| Figure content listings |
══════════

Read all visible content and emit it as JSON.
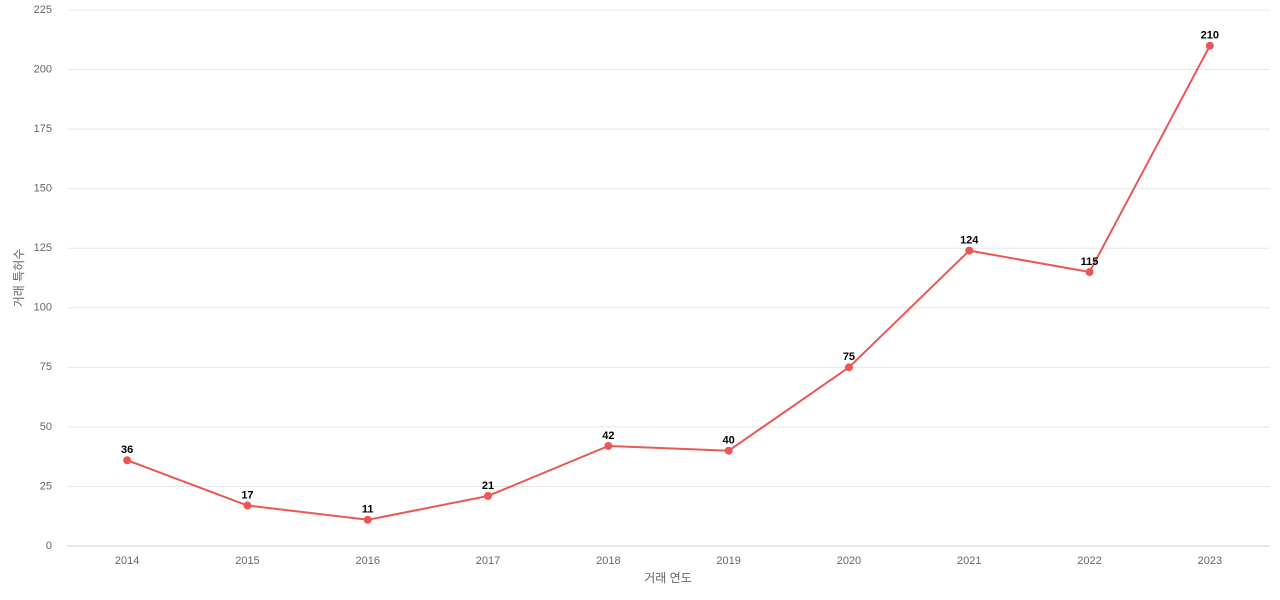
{
  "chart_data": {
    "type": "line",
    "x_label": "거래 연도",
    "y_label": "거래 특허수",
    "categories": [
      "2014",
      "2015",
      "2016",
      "2017",
      "2018",
      "2019",
      "2020",
      "2021",
      "2022",
      "2023"
    ],
    "series": [
      {
        "color": "#eb5757",
        "values": [
          36,
          17,
          11,
          21,
          42,
          40,
          75,
          124,
          115,
          210
        ]
      }
    ],
    "ylim": [
      0,
      225
    ],
    "yticks": [
      0,
      25,
      50,
      75,
      100,
      125,
      150,
      175,
      200,
      225
    ],
    "grid": true
  }
}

══════════

| The exercise |
Using the records above, retype everything exactly except the pictures.

| Exercise result |
Read all visible content and emit it as JSON.
{
  "chart_data": {
    "type": "line",
    "x_label": "거래 연도",
    "y_label": "거래 특허수",
    "categories": [
      "2014",
      "2015",
      "2016",
      "2017",
      "2018",
      "2019",
      "2020",
      "2021",
      "2022",
      "2023"
    ],
    "series": [
      {
        "color": "#eb5757",
        "values": [
          36,
          17,
          11,
          21,
          42,
          40,
          75,
          124,
          115,
          210
        ]
      }
    ],
    "ylim": [
      0,
      225
    ],
    "yticks": [
      0,
      25,
      50,
      75,
      100,
      125,
      150,
      175,
      200,
      225
    ],
    "grid": true
  }
}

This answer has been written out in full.